(WHAT NEEDS TO BE DONE): Gather up all lines that carry the word "name".

(EXTRACTED DATA):
* * *

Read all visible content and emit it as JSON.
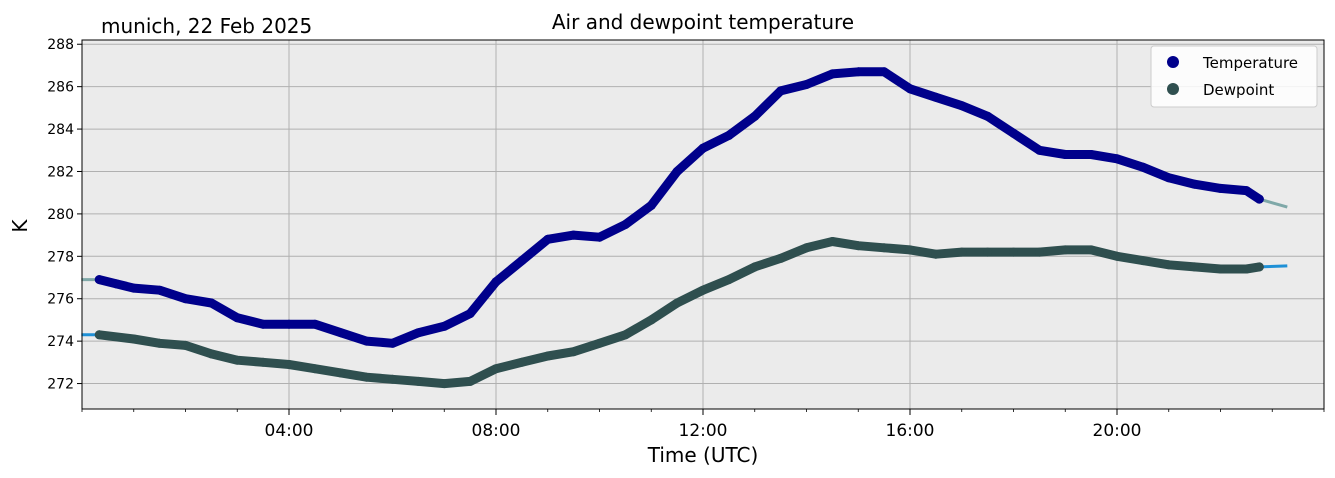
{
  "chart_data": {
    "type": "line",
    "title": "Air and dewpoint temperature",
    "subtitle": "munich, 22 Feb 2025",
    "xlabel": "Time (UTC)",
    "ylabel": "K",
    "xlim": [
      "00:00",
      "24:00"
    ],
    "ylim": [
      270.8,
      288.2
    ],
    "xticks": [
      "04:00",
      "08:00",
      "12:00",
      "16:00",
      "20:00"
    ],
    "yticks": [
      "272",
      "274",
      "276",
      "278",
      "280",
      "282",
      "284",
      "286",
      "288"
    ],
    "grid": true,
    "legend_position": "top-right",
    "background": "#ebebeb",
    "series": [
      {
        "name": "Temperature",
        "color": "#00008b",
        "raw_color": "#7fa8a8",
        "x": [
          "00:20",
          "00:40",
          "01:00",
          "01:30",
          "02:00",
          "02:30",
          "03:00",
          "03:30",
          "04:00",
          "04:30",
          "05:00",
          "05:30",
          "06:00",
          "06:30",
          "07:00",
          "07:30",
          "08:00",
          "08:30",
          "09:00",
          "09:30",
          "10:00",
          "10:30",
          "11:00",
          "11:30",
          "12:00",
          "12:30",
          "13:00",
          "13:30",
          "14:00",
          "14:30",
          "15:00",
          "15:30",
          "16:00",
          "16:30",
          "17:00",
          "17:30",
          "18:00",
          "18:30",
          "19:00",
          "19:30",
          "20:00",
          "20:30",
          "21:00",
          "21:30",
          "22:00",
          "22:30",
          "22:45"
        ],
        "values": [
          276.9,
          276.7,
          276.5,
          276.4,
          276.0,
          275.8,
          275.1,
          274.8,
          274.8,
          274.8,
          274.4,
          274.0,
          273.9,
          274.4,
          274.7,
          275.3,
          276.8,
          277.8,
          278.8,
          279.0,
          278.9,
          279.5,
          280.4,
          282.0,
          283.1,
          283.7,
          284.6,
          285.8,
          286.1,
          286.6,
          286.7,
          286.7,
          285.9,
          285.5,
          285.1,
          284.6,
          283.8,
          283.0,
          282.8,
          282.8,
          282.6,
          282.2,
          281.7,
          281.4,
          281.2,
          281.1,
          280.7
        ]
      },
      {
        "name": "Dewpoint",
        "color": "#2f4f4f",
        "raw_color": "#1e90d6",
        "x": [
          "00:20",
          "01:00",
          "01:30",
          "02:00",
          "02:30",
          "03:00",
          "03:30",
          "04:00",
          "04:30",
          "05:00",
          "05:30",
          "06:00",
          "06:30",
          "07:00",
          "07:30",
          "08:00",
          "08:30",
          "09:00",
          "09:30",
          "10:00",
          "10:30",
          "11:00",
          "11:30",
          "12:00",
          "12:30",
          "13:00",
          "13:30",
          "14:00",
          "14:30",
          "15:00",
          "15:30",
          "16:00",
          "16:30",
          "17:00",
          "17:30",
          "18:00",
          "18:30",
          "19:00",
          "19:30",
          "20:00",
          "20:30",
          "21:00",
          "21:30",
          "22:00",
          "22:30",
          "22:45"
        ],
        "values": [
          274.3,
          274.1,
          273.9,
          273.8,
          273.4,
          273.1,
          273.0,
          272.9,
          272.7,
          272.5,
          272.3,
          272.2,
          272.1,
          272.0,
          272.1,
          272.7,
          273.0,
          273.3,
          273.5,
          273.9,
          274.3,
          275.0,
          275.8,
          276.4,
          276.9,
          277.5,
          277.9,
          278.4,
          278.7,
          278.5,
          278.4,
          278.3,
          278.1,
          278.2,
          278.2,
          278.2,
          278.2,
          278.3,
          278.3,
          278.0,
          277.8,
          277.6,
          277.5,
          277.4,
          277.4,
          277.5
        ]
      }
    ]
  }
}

* * *

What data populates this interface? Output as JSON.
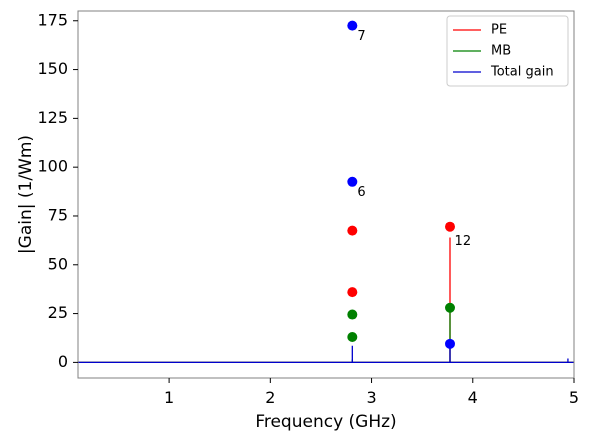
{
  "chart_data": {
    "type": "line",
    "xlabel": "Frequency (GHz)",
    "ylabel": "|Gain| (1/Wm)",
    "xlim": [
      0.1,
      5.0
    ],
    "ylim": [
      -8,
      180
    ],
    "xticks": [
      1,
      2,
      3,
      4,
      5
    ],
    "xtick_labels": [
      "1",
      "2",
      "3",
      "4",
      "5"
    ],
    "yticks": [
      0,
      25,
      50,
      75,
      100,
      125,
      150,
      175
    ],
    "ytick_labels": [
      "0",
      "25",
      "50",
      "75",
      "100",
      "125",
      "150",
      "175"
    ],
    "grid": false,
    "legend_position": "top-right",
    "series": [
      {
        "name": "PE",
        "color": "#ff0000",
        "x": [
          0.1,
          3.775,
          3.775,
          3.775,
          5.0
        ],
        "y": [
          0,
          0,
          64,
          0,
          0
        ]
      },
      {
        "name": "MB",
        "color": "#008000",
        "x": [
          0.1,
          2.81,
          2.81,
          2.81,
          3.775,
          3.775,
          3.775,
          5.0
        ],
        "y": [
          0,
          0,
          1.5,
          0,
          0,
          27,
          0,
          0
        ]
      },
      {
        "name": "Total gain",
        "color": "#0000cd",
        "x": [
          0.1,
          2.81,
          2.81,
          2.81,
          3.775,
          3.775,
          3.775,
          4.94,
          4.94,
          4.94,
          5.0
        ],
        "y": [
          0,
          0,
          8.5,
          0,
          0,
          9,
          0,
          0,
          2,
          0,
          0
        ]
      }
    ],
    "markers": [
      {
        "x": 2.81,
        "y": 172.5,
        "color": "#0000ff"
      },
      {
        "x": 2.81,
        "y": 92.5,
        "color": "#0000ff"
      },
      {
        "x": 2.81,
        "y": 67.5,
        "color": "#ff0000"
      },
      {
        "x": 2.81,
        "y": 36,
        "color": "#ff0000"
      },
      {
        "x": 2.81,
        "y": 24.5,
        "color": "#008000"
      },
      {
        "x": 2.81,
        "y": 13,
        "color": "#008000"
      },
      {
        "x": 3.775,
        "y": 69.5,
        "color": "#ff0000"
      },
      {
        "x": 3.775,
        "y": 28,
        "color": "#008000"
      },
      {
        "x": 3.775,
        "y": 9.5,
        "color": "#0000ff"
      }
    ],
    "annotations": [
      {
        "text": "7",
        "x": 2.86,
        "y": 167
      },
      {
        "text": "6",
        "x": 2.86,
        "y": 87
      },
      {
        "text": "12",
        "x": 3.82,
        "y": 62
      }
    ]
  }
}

* * *

(TASK RESPONSE):
        "name": "Temperature",
        "name": "Dewpoint",
        "name": "PE",
        "name": "MB",
        "name": "Total gain",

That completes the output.